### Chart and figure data
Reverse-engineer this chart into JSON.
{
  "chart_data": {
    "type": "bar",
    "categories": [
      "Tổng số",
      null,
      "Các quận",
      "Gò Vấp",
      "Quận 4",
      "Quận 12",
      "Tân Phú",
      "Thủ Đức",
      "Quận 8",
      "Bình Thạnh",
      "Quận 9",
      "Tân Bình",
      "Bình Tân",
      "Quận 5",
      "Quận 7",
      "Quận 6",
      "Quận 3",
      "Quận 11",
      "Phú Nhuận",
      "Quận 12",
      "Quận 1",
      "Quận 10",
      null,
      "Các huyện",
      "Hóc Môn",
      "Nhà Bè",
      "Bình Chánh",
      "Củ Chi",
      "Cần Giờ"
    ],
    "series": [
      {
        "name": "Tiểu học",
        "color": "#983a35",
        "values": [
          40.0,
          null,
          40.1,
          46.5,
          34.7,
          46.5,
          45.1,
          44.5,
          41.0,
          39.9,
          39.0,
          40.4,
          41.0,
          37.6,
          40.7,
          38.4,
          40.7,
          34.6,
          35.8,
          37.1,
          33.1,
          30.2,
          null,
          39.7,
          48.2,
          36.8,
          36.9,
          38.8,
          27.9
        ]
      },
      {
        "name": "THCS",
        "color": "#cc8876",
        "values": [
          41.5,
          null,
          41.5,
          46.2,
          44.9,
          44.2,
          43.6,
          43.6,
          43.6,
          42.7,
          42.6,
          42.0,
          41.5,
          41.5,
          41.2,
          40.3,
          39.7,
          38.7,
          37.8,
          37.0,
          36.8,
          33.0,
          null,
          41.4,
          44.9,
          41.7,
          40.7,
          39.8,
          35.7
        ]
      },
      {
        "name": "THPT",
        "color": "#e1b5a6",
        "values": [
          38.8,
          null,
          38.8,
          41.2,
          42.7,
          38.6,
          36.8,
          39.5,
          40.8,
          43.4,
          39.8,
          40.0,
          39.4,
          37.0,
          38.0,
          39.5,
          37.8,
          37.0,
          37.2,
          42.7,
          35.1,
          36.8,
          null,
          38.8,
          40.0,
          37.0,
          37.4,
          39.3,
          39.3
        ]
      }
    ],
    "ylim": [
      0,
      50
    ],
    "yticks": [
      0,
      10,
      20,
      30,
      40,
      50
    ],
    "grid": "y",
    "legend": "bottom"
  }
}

--

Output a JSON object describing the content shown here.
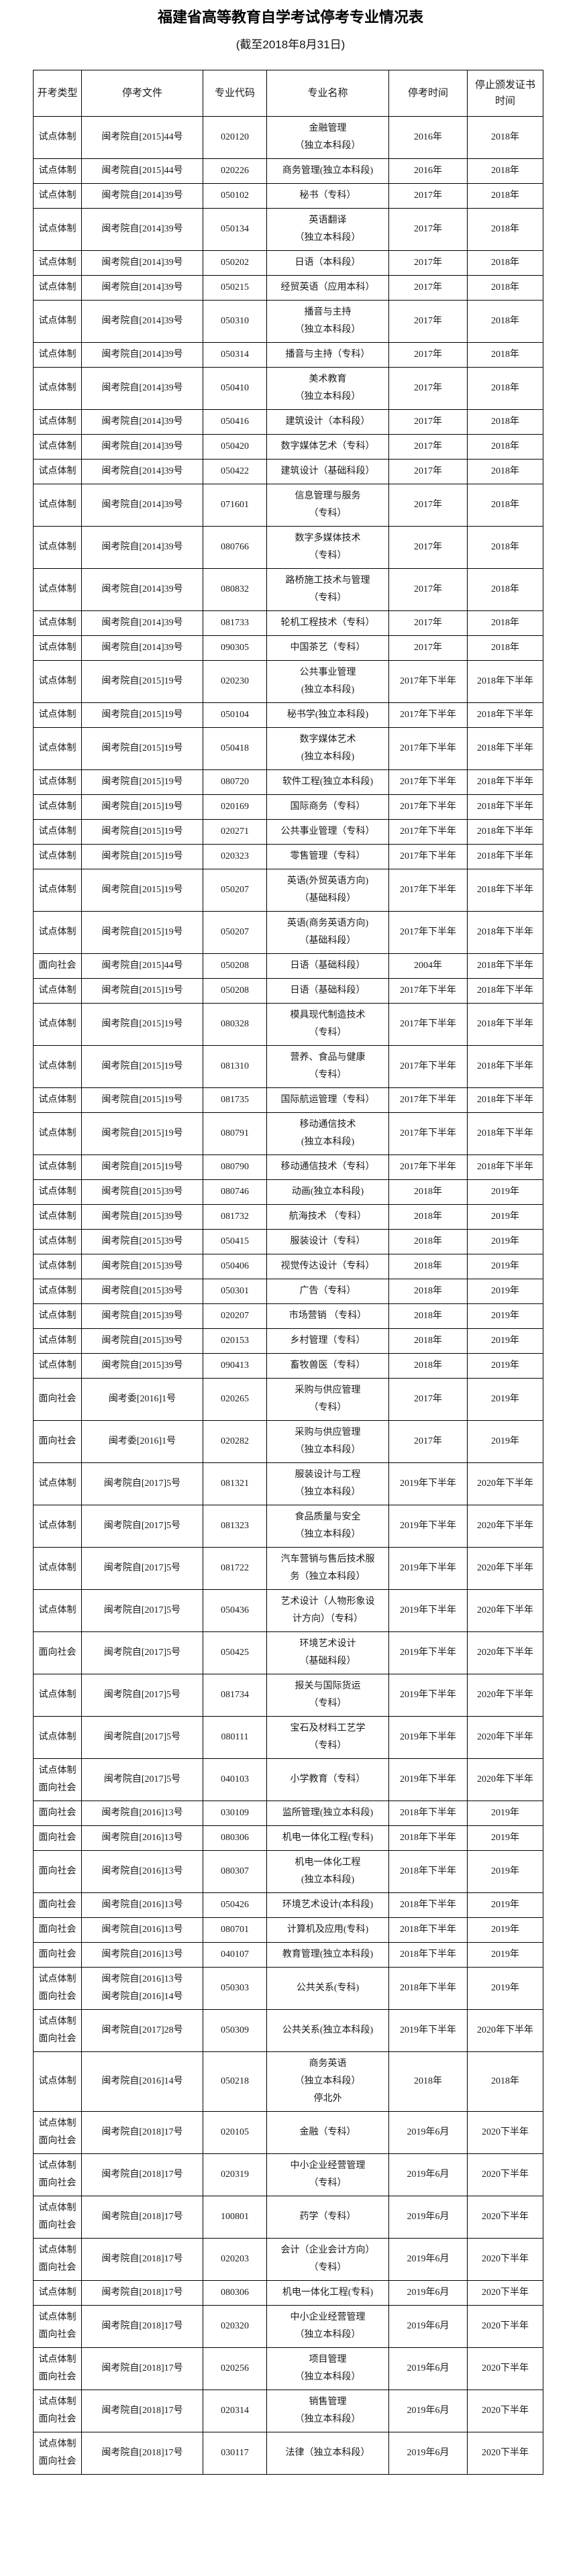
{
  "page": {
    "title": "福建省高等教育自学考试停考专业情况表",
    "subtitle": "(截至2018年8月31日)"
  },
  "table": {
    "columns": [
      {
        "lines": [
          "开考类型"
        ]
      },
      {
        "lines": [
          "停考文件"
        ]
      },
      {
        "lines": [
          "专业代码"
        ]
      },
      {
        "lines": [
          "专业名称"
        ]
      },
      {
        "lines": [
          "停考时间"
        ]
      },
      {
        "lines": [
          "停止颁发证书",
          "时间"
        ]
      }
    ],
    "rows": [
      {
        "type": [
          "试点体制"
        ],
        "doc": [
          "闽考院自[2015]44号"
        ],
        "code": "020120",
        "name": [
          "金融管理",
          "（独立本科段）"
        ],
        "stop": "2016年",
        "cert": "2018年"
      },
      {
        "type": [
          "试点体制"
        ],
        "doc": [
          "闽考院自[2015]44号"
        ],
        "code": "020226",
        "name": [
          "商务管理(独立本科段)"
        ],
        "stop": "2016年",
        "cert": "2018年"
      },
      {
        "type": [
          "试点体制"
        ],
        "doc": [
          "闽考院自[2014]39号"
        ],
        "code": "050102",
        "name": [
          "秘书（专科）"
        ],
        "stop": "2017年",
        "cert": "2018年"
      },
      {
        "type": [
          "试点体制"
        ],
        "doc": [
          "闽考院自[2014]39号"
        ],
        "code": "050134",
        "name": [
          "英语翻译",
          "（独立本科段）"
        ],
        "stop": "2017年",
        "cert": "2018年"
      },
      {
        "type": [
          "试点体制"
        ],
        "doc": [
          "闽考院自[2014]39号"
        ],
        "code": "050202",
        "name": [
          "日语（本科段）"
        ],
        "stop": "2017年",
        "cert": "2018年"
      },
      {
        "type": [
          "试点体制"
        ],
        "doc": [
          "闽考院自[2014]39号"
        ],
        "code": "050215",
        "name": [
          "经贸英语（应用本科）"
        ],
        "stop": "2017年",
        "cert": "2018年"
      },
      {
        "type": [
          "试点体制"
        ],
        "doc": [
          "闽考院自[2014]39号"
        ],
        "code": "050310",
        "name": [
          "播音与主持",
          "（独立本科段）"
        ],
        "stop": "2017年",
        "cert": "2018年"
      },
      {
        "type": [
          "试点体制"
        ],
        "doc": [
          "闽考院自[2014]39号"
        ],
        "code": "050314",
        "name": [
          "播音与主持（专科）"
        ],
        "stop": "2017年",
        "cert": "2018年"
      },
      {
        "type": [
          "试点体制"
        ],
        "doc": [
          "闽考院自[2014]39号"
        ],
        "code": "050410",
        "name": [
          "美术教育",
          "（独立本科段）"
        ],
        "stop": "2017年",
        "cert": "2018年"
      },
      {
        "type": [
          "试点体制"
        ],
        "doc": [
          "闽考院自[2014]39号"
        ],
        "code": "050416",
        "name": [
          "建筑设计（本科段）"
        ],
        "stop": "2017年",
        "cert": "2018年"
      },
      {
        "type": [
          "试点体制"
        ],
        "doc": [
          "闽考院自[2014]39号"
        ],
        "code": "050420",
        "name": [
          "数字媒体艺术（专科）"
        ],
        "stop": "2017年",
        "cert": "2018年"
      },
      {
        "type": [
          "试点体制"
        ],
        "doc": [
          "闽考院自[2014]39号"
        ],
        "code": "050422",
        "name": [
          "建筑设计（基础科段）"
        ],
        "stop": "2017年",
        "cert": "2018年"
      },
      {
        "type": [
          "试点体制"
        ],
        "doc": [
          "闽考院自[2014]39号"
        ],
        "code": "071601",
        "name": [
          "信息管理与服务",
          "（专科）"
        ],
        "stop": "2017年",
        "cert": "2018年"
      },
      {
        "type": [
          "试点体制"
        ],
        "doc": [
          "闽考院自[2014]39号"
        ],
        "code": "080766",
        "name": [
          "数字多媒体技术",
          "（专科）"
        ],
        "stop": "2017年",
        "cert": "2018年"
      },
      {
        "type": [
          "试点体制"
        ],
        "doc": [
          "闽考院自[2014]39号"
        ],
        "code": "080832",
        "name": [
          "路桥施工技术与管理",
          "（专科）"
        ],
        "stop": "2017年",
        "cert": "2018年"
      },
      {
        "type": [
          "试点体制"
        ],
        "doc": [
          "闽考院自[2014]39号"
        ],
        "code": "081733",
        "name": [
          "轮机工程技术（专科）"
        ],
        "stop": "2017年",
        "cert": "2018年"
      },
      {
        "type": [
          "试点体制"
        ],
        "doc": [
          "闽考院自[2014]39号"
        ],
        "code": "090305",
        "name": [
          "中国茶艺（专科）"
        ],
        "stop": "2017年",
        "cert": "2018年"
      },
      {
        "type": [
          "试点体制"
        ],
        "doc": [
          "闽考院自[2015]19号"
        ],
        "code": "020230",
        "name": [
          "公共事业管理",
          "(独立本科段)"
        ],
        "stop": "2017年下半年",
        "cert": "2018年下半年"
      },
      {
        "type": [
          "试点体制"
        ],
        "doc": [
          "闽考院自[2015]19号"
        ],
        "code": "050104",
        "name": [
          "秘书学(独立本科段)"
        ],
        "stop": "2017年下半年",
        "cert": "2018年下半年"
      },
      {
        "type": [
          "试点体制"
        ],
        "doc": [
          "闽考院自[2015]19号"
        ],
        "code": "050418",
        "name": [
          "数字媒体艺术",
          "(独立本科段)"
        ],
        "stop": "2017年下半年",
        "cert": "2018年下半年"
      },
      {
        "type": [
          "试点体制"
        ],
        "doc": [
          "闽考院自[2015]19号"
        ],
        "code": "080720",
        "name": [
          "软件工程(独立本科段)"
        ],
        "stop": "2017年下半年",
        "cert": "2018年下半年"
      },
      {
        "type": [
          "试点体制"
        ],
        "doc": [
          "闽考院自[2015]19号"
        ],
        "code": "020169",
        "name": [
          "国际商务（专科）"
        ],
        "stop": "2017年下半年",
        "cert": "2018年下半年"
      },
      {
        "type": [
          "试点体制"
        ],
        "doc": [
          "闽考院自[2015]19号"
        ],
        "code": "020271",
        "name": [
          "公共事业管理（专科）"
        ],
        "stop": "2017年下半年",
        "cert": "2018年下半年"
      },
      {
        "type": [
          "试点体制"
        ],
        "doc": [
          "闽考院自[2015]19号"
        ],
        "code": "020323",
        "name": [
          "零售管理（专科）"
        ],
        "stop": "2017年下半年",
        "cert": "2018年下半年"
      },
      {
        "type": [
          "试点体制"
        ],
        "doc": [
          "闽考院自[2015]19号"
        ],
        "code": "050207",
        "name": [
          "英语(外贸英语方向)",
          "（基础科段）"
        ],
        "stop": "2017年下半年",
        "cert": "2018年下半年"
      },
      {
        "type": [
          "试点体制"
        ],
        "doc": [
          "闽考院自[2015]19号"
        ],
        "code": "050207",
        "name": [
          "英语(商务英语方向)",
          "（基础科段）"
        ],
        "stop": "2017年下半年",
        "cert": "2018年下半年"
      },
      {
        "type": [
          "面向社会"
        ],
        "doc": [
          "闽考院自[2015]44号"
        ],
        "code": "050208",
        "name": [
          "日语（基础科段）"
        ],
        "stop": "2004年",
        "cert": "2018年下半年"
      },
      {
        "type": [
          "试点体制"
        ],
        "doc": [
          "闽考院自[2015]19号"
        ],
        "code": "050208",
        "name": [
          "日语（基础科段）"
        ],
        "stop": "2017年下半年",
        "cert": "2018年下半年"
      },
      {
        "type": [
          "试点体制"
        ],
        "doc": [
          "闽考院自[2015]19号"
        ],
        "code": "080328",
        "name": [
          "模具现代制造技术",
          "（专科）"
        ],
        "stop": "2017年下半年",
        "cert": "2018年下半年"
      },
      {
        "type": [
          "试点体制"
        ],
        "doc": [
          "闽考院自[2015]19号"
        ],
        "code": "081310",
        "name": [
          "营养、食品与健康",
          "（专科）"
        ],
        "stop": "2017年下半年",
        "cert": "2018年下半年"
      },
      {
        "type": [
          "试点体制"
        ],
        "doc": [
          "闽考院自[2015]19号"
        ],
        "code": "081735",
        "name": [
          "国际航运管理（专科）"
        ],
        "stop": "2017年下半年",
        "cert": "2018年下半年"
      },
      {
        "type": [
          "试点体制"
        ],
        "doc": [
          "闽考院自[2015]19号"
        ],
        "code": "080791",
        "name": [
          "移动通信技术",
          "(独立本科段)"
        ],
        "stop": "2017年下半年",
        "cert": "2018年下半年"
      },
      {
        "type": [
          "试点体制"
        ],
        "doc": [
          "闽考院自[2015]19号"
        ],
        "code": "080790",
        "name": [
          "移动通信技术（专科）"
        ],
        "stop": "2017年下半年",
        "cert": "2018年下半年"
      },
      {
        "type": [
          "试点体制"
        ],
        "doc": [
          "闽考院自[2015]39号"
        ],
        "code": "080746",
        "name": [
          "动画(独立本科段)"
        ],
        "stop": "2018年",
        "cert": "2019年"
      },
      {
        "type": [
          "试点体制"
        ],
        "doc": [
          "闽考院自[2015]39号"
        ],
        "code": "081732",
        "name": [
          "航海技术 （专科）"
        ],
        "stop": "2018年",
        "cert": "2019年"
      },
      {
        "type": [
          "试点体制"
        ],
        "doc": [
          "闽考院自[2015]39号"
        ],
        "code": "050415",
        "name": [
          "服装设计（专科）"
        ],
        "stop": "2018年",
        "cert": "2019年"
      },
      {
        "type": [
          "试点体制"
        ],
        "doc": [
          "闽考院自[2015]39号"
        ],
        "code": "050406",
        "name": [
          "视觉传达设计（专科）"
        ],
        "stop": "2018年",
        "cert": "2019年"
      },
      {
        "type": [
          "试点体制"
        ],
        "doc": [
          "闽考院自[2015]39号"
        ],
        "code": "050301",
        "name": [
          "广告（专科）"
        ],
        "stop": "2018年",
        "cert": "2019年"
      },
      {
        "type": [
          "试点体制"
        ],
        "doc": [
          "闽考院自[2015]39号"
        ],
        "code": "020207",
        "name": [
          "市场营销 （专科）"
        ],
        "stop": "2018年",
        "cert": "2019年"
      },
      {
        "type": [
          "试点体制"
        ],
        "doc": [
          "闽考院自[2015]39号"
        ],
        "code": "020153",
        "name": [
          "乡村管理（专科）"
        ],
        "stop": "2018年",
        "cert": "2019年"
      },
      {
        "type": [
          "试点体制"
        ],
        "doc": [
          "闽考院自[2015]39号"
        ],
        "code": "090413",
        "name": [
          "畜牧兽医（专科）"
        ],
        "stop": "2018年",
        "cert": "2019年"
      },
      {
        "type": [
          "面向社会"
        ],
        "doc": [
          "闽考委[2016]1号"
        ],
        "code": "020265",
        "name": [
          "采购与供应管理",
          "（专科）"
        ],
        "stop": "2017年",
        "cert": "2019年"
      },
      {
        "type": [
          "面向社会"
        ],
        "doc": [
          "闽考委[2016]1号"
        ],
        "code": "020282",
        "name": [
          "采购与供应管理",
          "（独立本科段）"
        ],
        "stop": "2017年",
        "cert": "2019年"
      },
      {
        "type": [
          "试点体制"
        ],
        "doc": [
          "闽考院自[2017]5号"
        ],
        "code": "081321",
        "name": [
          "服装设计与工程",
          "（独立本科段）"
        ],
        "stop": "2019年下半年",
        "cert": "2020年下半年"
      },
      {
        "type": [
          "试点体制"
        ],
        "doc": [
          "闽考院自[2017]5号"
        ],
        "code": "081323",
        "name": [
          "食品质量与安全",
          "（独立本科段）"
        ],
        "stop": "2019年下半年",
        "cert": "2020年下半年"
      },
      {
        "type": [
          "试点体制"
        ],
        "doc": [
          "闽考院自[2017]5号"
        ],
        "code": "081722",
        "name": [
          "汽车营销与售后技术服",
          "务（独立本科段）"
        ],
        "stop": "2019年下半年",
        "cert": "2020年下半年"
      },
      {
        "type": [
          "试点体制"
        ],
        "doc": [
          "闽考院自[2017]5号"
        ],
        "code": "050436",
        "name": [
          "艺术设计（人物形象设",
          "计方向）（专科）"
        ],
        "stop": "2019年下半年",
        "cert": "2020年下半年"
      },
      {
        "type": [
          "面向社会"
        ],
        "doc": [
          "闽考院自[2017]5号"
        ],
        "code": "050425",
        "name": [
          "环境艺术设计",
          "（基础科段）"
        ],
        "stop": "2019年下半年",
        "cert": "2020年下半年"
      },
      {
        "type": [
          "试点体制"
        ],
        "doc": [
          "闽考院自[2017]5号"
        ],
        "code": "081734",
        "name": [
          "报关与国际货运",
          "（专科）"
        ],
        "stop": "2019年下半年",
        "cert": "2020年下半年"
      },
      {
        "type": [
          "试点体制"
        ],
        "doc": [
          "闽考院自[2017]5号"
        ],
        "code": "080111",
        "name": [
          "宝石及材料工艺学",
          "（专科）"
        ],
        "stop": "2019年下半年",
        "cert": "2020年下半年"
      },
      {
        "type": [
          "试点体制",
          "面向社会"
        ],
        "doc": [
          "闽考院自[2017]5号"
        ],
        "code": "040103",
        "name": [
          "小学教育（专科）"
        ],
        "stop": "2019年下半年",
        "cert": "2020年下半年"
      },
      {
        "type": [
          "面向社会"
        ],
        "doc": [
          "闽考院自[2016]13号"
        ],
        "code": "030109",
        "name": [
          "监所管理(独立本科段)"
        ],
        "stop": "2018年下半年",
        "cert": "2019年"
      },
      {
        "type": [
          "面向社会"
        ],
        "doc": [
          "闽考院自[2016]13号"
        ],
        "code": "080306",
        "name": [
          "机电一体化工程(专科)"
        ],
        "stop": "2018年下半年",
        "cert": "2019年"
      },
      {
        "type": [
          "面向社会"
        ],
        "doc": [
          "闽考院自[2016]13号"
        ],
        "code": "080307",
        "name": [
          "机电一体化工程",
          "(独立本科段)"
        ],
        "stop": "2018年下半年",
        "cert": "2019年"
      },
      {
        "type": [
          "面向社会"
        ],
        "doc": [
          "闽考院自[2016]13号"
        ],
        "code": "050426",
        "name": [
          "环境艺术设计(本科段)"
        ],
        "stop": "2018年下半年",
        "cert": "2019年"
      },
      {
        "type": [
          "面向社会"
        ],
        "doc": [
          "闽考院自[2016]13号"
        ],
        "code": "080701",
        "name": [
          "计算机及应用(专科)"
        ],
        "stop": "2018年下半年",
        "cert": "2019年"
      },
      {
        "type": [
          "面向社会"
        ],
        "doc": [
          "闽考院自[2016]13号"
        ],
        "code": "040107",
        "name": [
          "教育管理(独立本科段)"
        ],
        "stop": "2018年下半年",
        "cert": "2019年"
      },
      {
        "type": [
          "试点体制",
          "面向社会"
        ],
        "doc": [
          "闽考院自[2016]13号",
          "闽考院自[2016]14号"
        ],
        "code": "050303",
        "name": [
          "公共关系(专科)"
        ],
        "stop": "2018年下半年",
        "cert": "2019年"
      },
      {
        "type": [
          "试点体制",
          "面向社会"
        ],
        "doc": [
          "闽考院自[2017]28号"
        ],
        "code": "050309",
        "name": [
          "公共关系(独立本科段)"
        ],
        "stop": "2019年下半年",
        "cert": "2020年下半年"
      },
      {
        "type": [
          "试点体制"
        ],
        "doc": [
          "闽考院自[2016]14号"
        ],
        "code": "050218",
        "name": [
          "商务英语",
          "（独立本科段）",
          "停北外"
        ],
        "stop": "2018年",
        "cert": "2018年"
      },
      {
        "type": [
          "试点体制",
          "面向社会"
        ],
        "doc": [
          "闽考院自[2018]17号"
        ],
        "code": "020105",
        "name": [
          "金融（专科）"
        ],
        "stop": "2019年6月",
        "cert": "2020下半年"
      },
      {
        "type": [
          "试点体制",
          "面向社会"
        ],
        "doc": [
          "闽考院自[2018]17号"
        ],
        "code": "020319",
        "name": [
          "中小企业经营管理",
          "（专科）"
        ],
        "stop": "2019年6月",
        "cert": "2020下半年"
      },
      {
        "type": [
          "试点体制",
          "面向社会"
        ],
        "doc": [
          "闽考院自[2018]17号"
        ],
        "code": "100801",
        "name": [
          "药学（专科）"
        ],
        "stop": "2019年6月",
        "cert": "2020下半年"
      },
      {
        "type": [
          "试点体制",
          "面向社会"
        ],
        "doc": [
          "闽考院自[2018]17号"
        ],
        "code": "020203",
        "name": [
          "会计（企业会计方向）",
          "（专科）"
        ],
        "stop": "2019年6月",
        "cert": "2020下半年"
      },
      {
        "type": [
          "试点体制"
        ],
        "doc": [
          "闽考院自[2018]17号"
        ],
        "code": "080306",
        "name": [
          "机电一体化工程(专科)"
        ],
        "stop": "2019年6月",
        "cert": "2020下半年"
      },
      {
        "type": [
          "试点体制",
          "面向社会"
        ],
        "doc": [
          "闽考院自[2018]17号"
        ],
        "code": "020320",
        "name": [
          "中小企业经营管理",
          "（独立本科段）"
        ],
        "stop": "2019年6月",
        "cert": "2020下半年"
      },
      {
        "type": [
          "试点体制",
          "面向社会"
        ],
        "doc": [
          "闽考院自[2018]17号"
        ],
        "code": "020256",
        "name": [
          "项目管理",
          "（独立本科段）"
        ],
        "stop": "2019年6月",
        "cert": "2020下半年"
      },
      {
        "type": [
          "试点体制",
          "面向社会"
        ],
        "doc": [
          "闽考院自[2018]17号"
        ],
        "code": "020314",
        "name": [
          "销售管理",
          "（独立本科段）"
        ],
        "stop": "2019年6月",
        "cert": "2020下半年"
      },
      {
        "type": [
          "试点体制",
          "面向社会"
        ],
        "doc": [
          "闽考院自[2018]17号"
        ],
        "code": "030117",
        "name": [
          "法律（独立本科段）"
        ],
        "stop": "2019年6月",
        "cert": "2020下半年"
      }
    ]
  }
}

### TASK DETAILS
Each line of the material above either contains the word "JSON" or does not; state how many do, and nothing else.

### FINISHED TASK
2